EXERCISE DATA ::
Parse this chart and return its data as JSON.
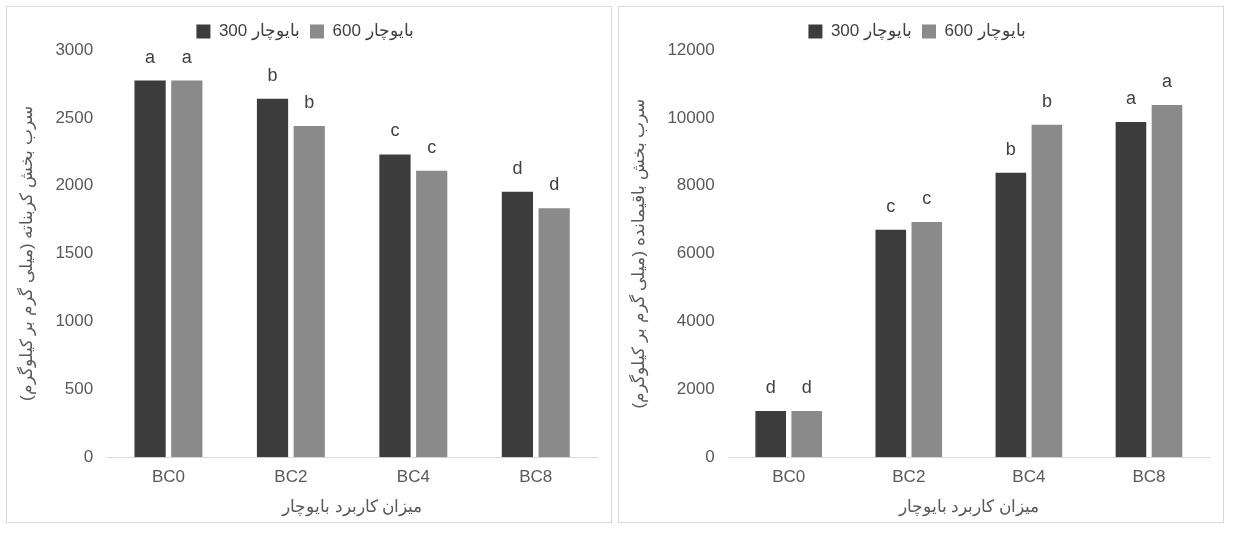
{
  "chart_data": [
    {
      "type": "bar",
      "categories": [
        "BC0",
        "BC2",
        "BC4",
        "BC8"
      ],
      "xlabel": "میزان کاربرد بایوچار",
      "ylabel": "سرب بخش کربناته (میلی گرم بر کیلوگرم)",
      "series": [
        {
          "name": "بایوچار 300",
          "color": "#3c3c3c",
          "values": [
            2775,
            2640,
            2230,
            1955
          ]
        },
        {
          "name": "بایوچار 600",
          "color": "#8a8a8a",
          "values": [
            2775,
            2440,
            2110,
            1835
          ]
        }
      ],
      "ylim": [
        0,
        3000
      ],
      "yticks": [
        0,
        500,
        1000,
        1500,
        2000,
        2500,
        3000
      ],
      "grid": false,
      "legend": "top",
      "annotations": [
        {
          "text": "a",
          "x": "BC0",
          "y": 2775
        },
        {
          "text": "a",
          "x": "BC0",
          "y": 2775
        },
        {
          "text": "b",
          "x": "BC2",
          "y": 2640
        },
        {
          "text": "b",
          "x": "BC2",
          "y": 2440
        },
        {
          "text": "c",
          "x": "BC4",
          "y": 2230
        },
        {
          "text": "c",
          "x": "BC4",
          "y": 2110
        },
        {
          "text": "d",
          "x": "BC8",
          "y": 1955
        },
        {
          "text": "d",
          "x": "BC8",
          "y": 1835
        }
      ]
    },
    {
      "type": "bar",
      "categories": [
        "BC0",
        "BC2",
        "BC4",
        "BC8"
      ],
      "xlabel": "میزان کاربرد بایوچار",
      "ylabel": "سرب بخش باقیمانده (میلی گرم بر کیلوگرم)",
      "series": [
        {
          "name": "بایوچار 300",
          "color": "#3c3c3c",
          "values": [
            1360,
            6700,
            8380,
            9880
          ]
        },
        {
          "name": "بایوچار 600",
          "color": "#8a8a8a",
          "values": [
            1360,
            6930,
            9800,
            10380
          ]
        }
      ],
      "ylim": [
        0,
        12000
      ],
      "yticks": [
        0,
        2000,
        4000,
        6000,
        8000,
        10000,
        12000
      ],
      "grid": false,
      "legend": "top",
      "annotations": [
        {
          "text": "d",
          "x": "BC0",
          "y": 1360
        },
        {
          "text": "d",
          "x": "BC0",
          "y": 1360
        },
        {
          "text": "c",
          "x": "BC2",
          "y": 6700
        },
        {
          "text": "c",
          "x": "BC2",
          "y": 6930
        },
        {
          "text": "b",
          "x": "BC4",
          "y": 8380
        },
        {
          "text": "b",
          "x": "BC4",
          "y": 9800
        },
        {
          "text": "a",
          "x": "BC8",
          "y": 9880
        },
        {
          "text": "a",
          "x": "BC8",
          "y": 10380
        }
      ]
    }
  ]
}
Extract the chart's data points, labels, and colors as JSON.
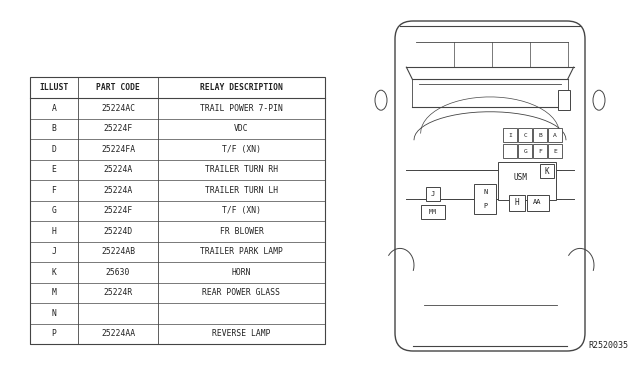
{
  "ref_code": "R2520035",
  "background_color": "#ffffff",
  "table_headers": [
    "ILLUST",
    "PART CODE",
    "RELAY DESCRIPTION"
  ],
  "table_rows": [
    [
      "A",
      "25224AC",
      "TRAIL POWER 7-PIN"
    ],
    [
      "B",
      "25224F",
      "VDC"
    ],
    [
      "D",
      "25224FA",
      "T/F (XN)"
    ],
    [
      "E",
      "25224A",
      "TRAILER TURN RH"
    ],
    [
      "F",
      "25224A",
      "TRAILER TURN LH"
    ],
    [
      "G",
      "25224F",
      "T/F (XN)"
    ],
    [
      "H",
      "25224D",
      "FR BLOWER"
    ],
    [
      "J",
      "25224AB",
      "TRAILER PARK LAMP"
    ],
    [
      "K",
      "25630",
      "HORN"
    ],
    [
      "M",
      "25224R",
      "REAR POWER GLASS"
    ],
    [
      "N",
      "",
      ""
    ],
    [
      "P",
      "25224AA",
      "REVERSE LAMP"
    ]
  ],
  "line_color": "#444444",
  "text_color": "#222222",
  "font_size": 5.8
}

REQUEST ::
Working from the entries above, return all lines that contain "TRAILER".

ANSWER TO THIS EXERCISE ::
      "TRAILER TURN RH"
      "TRAILER TURN LH"
      "TRAILER PARK LAMP"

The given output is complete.